- **Requirement a**
Copy the entries word for word, from their first line through the line that contains "- mapreduce-elephant-logo: [800, 51, 852, 105]", with both ends included.
-=-=-
I've had a 3 in 1 and found many limitations .  I spent this and bought a grizly 8 x 16 lathe variable speed  $1000. And a Harbor freight mill $500.
Great learning  tools, essentially quality tools for the noob.  Understand in taking the plunge with tooling to make all work, you'll need $500- $800 to buy assoceries. Bangood.com is suitable for much tooling .  4" rotary table can be had for $300. Again, not pro equipment, but suitable and useful for the hobbist.  Tom

Sent from my Nexus 10 using Tapatalk


----------



## Chipper5783 (Oct 7, 2017)

If you have a really good idea of what you want to make, then describe it and you will get good advise.

When I started into this hobby (30+ years ago), here is the advice that was given to me.  In retrospect, I now see that it was excellent advise and is probably one reason that I stuck with and have enjoyed this activity.
-=-=-
- **Requirement b**
In the forum thread, how much did the first poster pay for the Harbor Freight mill?

- **Records to process**
-=-=-
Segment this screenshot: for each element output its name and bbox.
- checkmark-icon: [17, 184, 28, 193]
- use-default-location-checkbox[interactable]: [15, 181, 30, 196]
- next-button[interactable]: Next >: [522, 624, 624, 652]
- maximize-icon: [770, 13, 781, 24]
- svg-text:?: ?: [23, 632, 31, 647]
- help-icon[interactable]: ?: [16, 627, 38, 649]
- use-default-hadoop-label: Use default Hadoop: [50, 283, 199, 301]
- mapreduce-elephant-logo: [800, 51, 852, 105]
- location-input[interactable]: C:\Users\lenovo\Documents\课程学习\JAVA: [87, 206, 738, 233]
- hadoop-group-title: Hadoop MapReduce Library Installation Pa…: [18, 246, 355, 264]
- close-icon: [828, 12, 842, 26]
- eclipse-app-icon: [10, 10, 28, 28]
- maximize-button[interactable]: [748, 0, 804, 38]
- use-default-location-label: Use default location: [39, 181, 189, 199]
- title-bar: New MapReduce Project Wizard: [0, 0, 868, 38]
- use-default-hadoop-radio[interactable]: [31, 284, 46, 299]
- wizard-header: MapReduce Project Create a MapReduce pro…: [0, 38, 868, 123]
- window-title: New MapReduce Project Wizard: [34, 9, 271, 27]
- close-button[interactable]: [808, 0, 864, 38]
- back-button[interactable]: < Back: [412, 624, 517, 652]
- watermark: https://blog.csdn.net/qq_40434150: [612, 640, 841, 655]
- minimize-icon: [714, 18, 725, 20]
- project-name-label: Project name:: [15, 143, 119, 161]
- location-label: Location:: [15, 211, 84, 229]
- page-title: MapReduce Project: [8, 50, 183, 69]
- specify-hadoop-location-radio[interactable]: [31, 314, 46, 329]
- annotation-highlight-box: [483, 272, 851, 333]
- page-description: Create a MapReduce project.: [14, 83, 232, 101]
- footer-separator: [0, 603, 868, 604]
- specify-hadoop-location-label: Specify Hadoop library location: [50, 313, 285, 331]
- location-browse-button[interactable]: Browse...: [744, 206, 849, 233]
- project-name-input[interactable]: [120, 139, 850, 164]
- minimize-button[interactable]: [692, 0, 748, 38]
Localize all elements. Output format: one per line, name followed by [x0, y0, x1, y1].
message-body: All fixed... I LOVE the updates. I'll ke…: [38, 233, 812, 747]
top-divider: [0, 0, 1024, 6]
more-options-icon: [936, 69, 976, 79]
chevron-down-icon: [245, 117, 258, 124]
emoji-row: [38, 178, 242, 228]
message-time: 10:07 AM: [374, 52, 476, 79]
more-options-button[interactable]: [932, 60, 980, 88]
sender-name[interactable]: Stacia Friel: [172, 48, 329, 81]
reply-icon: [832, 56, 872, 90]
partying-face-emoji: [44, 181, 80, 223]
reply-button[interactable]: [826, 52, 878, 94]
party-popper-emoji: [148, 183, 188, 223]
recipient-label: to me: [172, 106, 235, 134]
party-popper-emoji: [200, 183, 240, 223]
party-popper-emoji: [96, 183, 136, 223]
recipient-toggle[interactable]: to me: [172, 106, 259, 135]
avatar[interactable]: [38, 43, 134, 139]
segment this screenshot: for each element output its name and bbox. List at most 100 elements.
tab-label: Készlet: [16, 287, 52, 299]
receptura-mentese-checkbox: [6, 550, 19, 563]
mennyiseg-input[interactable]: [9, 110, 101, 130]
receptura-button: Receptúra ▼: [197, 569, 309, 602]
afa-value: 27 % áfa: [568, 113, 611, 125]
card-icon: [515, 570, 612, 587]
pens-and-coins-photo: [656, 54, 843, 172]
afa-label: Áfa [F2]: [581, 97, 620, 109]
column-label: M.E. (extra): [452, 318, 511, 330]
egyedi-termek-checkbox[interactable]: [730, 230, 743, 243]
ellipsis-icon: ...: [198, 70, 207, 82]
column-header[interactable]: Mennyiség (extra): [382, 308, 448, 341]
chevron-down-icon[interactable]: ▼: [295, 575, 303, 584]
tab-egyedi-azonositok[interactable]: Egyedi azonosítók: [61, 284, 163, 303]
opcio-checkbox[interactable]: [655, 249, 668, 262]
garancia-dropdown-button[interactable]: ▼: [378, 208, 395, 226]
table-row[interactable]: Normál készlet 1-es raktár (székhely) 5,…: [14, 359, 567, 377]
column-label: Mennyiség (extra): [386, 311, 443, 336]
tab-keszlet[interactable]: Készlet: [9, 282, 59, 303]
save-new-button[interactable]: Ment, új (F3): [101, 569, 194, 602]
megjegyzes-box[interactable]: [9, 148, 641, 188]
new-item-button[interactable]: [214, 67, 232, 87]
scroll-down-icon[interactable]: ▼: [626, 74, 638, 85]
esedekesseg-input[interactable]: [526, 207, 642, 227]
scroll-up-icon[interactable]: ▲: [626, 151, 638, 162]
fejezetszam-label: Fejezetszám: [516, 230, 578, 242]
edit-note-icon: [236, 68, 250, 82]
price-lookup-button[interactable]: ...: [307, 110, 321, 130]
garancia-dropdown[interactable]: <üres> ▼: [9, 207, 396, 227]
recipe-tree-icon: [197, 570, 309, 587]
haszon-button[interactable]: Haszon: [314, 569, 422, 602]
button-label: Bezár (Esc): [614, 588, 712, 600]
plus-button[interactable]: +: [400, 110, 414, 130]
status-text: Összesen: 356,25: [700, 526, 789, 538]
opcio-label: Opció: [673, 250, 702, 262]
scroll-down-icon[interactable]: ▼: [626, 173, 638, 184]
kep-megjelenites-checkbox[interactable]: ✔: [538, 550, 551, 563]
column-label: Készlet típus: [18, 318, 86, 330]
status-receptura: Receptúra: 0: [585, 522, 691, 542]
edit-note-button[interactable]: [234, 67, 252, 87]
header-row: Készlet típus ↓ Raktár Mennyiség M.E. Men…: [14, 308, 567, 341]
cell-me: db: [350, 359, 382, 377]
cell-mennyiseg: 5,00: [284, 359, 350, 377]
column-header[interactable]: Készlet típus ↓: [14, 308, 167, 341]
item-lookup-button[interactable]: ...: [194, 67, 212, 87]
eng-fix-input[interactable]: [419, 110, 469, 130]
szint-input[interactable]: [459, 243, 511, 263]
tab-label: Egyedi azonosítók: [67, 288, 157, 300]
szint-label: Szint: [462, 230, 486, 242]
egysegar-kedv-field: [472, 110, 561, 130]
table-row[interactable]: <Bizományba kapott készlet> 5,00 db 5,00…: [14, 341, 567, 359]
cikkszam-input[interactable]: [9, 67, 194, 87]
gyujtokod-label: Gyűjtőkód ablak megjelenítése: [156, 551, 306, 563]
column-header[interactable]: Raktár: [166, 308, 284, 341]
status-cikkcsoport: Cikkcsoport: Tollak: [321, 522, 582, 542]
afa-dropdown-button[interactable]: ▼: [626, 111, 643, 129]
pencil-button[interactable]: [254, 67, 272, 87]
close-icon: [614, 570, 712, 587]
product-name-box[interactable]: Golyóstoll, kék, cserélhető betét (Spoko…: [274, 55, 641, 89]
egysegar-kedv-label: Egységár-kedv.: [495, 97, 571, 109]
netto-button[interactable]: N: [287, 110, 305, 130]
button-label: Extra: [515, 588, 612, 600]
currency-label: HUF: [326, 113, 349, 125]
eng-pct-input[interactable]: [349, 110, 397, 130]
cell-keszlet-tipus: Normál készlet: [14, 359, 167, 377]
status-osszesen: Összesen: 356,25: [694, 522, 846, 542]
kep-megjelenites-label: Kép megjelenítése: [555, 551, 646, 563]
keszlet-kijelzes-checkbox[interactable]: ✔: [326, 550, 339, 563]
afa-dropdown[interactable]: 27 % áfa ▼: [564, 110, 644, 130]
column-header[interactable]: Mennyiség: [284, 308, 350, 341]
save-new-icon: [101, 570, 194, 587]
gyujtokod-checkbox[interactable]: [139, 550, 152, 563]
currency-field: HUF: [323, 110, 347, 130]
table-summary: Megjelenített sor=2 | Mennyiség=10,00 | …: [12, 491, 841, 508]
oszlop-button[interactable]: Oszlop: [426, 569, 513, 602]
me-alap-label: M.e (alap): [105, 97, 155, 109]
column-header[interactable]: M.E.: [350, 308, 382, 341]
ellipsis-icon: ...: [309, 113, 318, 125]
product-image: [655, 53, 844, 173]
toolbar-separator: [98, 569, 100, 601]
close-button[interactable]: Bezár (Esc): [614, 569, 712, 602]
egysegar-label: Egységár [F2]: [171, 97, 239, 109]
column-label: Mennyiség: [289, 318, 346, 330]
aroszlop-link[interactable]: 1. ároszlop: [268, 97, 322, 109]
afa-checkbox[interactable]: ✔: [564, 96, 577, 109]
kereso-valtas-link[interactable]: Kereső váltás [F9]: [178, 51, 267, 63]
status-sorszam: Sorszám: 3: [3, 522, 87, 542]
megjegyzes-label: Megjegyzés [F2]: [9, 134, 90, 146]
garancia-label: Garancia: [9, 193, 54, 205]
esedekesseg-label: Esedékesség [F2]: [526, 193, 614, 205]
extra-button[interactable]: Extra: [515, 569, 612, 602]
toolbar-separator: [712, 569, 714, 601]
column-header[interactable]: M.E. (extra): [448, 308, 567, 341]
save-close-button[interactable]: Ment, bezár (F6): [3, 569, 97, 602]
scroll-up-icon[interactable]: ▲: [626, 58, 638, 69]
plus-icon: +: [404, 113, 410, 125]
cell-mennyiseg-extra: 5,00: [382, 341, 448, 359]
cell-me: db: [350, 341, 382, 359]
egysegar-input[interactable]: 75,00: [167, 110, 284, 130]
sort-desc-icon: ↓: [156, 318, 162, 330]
-=-=-
- **Output a**
Segment this screenshot: for each element output its name and bbox.
- checkmark-icon: [17, 184, 28, 193]
- use-default-location-checkbox[interactable]: [15, 181, 30, 196]
- next-button[interactable]: Next >: [522, 624, 624, 652]
- maximize-icon: [770, 13, 781, 24]
- svg-text:?: ?: [23, 632, 31, 647]
- help-icon[interactable]: ?: [16, 627, 38, 649]
- use-default-hadoop-label: Use default Hadoop: [50, 283, 199, 301]
- mapreduce-elephant-logo: [800, 51, 852, 105]

- **Output b**
$500